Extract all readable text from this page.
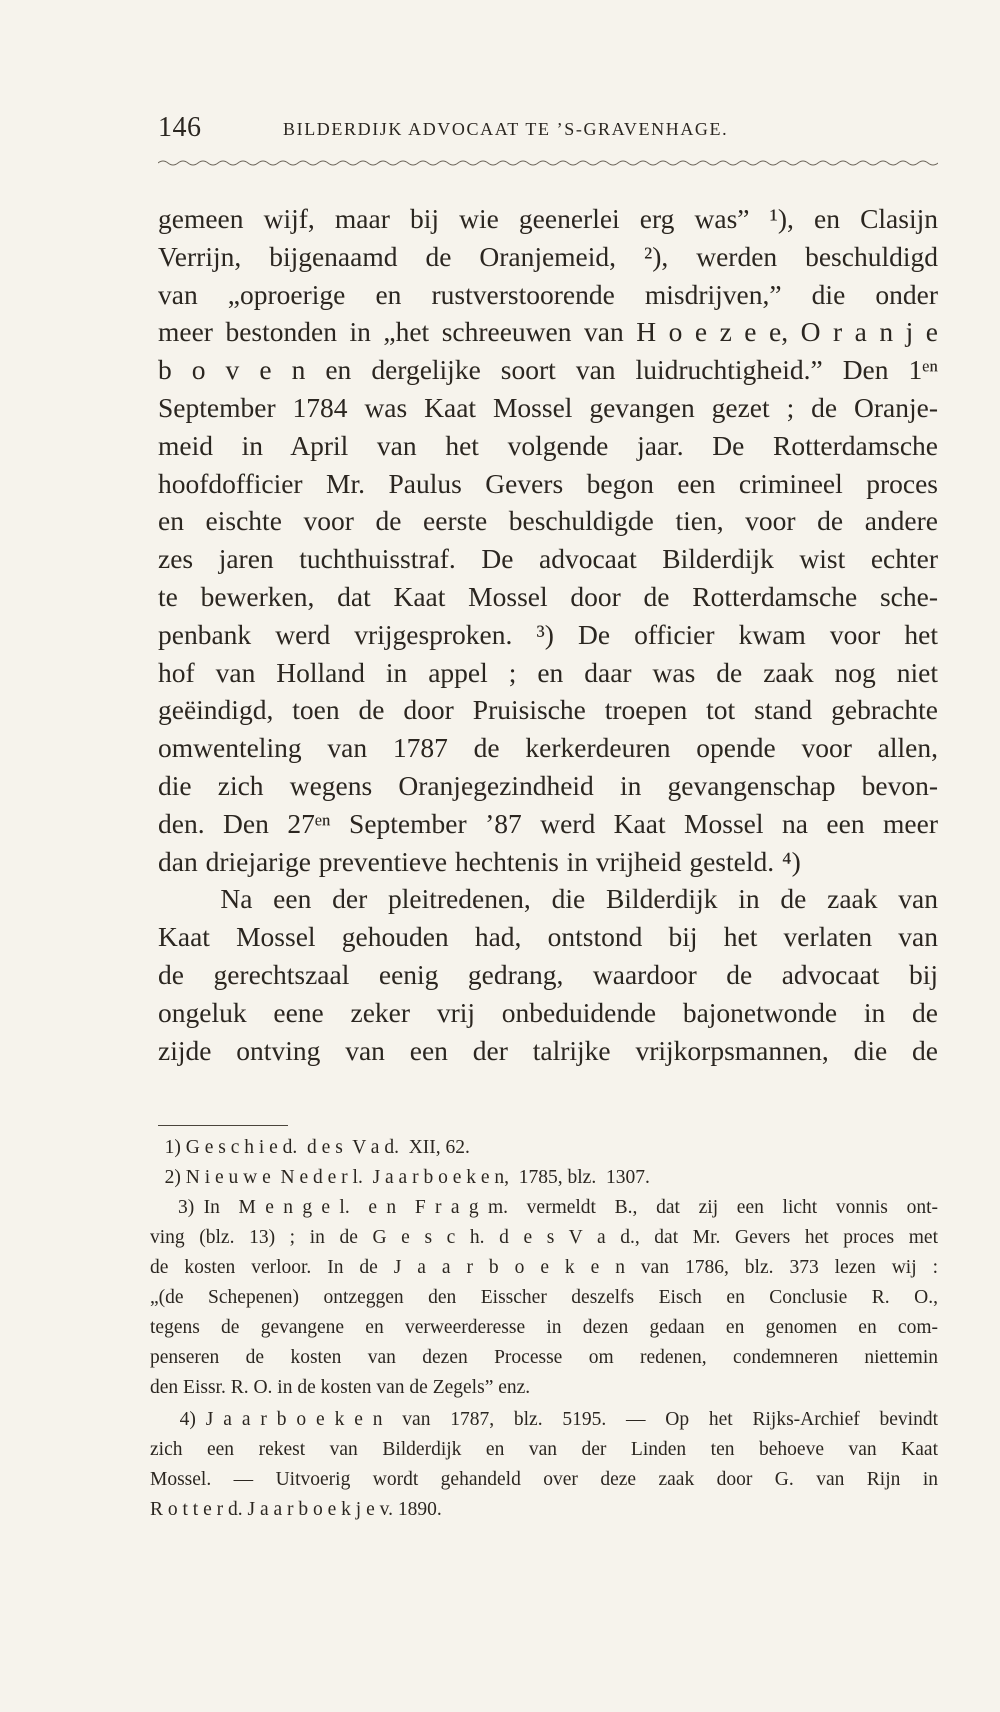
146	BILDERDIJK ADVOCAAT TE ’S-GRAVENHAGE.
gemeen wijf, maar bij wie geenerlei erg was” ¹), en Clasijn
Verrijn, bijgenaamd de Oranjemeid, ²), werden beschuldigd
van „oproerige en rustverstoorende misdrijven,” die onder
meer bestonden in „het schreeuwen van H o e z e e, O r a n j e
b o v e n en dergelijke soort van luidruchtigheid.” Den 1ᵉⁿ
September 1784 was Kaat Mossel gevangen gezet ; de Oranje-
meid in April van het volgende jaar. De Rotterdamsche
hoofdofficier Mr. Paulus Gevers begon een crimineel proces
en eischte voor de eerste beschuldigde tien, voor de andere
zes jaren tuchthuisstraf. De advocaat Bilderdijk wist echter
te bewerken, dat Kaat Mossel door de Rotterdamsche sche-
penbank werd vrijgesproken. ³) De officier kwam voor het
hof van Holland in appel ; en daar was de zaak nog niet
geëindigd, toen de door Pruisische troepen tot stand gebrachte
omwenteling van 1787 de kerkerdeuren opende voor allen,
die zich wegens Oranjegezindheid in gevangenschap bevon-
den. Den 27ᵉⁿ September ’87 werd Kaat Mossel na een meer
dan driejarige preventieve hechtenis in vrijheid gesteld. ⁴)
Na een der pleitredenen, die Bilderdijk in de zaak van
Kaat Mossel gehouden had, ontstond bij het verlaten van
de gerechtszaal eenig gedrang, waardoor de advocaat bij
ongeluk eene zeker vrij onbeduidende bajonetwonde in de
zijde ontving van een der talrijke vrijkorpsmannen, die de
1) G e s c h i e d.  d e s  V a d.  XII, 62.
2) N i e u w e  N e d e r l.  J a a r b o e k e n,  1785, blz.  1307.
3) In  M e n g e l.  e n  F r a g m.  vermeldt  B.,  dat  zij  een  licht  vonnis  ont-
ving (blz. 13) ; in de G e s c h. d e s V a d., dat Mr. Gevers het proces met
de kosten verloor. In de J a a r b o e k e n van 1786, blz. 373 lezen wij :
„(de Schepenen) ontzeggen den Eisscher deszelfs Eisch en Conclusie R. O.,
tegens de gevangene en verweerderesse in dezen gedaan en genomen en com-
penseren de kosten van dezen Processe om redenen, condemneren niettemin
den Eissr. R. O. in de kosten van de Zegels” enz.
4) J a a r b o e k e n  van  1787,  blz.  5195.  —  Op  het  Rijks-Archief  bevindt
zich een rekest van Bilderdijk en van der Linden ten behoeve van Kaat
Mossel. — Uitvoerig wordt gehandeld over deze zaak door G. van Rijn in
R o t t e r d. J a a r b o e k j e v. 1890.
==
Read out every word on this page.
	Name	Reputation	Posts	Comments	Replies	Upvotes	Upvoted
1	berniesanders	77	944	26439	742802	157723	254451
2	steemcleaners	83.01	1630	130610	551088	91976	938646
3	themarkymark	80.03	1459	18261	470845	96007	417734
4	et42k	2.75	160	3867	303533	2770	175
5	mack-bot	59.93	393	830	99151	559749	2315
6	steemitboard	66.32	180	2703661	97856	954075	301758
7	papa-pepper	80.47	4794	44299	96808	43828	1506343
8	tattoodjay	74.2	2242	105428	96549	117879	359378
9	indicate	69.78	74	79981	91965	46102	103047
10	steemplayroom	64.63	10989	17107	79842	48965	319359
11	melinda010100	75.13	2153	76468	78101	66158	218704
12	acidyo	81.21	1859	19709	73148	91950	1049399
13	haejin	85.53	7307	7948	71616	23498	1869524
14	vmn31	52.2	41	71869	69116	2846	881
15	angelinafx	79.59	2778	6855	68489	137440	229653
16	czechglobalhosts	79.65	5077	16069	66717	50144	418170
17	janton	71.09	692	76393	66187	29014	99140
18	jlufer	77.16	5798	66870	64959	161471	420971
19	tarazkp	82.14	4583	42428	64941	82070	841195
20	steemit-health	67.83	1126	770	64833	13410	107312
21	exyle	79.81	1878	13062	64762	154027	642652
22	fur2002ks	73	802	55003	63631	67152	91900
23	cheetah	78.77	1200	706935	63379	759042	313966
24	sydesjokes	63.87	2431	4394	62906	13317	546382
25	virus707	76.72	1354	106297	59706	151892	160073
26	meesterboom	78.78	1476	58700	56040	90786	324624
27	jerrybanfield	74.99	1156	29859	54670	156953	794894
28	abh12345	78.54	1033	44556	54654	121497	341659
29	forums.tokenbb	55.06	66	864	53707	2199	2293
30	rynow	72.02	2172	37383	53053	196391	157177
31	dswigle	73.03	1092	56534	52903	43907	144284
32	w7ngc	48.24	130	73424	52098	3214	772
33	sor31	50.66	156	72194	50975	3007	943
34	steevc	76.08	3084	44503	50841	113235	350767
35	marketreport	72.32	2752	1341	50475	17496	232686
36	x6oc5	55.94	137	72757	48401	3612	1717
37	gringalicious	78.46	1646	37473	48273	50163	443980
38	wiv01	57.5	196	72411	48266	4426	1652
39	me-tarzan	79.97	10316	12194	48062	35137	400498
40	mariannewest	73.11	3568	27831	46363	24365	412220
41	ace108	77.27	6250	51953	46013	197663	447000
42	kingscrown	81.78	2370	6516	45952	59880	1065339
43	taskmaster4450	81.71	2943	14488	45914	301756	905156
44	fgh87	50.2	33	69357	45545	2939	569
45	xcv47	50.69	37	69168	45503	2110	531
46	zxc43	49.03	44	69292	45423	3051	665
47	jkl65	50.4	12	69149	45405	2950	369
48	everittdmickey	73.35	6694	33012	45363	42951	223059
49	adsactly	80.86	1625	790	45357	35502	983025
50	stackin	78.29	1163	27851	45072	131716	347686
* * *
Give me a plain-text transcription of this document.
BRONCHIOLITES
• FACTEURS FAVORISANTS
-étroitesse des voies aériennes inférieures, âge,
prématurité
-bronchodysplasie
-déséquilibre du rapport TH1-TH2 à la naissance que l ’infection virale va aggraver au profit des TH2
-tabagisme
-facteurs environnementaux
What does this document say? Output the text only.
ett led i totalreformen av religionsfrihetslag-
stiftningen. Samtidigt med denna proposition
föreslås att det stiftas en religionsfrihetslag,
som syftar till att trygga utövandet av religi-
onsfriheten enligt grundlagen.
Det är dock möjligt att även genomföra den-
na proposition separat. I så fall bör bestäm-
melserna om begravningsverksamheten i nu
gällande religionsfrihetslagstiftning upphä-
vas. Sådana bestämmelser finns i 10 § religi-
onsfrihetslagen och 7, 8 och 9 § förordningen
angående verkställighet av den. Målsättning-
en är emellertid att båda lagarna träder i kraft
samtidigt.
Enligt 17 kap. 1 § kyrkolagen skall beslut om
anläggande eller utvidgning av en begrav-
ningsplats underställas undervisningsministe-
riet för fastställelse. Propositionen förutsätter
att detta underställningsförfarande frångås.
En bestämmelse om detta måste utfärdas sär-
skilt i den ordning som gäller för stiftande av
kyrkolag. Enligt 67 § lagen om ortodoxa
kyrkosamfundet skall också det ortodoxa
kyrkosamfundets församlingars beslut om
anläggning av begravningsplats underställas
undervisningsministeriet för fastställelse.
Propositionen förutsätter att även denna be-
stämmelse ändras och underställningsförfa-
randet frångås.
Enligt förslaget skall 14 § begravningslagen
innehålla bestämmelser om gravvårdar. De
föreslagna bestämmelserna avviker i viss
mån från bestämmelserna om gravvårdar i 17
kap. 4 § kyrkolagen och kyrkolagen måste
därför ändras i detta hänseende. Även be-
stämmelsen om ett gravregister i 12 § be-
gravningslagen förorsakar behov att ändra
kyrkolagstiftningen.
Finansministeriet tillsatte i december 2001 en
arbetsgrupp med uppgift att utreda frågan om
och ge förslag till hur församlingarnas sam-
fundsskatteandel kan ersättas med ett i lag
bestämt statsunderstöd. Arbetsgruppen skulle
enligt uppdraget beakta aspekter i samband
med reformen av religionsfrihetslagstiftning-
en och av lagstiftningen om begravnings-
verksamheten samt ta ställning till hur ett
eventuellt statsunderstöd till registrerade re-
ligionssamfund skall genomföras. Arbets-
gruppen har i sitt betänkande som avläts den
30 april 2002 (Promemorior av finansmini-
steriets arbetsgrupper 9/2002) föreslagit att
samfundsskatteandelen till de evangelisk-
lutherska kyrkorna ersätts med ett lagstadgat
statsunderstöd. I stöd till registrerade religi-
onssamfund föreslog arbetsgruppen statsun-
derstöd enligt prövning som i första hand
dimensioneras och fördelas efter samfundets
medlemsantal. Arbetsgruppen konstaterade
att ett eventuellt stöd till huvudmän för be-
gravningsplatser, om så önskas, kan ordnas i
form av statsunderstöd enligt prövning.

§ **WHAT IS REQUIRED**: Select and copy every line of the listing with the word "statsunderstöd".

§ **RESPONSE FOR THIS EXERCISE**:
bestämt statsunderstöd. Arbetsgruppen skulle
eventuellt statsunderstöd till registrerade re-
statsunderstöd. I stöd till registrerade religi-
form av statsunderstöd enligt prövning.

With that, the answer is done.